(Chart and figure data)
────

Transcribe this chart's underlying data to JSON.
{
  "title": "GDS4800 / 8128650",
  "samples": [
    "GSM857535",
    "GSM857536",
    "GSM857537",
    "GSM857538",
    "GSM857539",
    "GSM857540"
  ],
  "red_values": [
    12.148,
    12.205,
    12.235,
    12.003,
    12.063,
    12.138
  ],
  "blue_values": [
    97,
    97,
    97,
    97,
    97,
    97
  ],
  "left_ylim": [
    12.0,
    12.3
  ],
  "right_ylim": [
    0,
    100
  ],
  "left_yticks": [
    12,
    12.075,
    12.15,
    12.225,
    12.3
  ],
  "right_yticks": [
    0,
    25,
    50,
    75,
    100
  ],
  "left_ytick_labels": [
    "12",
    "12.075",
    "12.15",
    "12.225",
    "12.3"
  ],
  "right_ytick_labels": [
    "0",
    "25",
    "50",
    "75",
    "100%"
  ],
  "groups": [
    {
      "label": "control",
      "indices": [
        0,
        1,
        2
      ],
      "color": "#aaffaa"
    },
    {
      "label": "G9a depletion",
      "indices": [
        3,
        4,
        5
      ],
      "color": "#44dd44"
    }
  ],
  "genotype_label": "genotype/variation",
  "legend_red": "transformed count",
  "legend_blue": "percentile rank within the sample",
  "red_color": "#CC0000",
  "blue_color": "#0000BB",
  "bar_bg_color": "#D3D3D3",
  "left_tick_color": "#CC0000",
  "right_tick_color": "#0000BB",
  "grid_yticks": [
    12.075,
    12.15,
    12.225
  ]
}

────

Problem to solve ->
Your task is to retype all the records above with nothing left out.

Complete response ->
Transcribe this chart's underlying data to JSON.
{
  "title": "GDS4800 / 8128650",
  "samples": [
    "GSM857535",
    "GSM857536",
    "GSM857537",
    "GSM857538",
    "GSM857539",
    "GSM857540"
  ],
  "red_values": [
    12.148,
    12.205,
    12.235,
    12.003,
    12.063,
    12.138
  ],
  "blue_values": [
    97,
    97,
    97,
    97,
    97,
    97
  ],
  "left_ylim": [
    12.0,
    12.3
  ],
  "right_ylim": [
    0,
    100
  ],
  "left_yticks": [
    12,
    12.075,
    12.15,
    12.225,
    12.3
  ],
  "right_yticks": [
    0,
    25,
    50,
    75,
    100
  ],
  "left_ytick_labels": [
    "12",
    "12.075",
    "12.15",
    "12.225",
    "12.3"
  ],
  "right_ytick_labels": [
    "0",
    "25",
    "50",
    "75",
    "100%"
  ],
  "groups": [
    {
      "label": "control",
      "indices": [
        0,
        1,
        2
      ],
      "color": "#aaffaa"
    },
    {
      "label": "G9a depletion",
      "indices": [
        3,
        4,
        5
      ],
      "color": "#44dd44"
    }
  ],
  "genotype_label": "genotype/variation",
  "legend_red": "transformed count",
  "legend_blue": "percentile rank within the sample",
  "red_color": "#CC0000",
  "blue_color": "#0000BB",
  "bar_bg_color": "#D3D3D3",
  "left_tick_color": "#CC0000",
  "right_tick_color": "#0000BB",
  "grid_yticks": [
    12.075,
    12.15,
    12.225
  ]
}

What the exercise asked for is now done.